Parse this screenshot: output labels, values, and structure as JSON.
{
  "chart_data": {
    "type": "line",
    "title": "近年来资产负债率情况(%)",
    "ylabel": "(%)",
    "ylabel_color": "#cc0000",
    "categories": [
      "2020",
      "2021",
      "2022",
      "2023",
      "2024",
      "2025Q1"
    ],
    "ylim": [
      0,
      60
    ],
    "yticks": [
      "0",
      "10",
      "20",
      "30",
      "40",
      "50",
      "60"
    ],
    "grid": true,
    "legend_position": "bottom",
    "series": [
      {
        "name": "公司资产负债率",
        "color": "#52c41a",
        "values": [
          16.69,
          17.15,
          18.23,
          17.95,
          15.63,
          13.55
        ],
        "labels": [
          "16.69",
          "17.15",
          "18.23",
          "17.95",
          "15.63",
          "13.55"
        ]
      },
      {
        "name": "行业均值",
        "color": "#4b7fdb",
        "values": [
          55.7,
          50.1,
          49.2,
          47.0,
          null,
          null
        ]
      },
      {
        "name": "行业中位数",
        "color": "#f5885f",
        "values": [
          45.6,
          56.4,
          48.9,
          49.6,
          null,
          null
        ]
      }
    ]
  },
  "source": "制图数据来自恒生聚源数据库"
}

+===+

__WRITTEN EXERCISE__
Nothing should be left out: return all of the records exactly.

__RESPONSE FOR THIS EXERCISE__
Parse this screenshot: output labels, values, and structure as JSON.
{
  "chart_data": {
    "type": "line",
    "title": "近年来资产负债率情况(%)",
    "ylabel": "(%)",
    "ylabel_color": "#cc0000",
    "categories": [
      "2020",
      "2021",
      "2022",
      "2023",
      "2024",
      "2025Q1"
    ],
    "ylim": [
      0,
      60
    ],
    "yticks": [
      "0",
      "10",
      "20",
      "30",
      "40",
      "50",
      "60"
    ],
    "grid": true,
    "legend_position": "bottom",
    "series": [
      {
        "name": "公司资产负债率",
        "color": "#52c41a",
        "values": [
          16.69,
          17.15,
          18.23,
          17.95,
          15.63,
          13.55
        ],
        "labels": [
          "16.69",
          "17.15",
          "18.23",
          "17.95",
          "15.63",
          "13.55"
        ]
      },
      {
        "name": "行业均值",
        "color": "#4b7fdb",
        "values": [
          55.7,
          50.1,
          49.2,
          47.0,
          null,
          null
        ]
      },
      {
        "name": "行业中位数",
        "color": "#f5885f",
        "values": [
          45.6,
          56.4,
          48.9,
          49.6,
          null,
          null
        ]
      }
    ]
  },
  "source": "制图数据来自恒生聚源数据库"
}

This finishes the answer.